### Instructions to follow
All records are to be retyped faithfully and completely.
— Begin Records for the exercise —
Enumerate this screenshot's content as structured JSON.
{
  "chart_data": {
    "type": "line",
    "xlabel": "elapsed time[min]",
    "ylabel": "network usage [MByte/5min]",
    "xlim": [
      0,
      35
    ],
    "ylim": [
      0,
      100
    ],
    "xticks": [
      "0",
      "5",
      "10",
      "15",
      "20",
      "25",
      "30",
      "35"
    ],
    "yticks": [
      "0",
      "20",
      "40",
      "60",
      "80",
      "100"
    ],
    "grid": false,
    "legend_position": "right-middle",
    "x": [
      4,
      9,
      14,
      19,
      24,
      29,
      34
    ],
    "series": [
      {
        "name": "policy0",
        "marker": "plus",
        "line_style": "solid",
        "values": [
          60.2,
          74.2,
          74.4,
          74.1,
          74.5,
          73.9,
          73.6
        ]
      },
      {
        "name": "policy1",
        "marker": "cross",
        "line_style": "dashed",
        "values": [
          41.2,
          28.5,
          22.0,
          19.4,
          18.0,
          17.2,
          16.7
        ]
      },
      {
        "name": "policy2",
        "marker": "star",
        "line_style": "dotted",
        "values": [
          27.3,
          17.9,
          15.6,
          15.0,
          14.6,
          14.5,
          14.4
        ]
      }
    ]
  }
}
— End Records for the exercise —
### Task answer
Enumerate this screenshot's content as structured JSON.
{
  "chart_data": {
    "type": "line",
    "xlabel": "elapsed time[min]",
    "ylabel": "network usage [MByte/5min]",
    "xlim": [
      0,
      35
    ],
    "ylim": [
      0,
      100
    ],
    "xticks": [
      "0",
      "5",
      "10",
      "15",
      "20",
      "25",
      "30",
      "35"
    ],
    "yticks": [
      "0",
      "20",
      "40",
      "60",
      "80",
      "100"
    ],
    "grid": false,
    "legend_position": "right-middle",
    "x": [
      4,
      9,
      14,
      19,
      24,
      29,
      34
    ],
    "series": [
      {
        "name": "policy0",
        "marker": "plus",
        "line_style": "solid",
        "values": [
          60.2,
          74.2,
          74.4,
          74.1,
          74.5,
          73.9,
          73.6
        ]
      },
      {
        "name": "policy1",
        "marker": "cross",
        "line_style": "dashed",
        "values": [
          41.2,
          28.5,
          22.0,
          19.4,
          18.0,
          17.2,
          16.7
        ]
      },
      {
        "name": "policy2",
        "marker": "star",
        "line_style": "dotted",
        "values": [
          27.3,
          17.9,
          15.6,
          15.0,
          14.6,
          14.5,
          14.4
        ]
      }
    ]
  }
}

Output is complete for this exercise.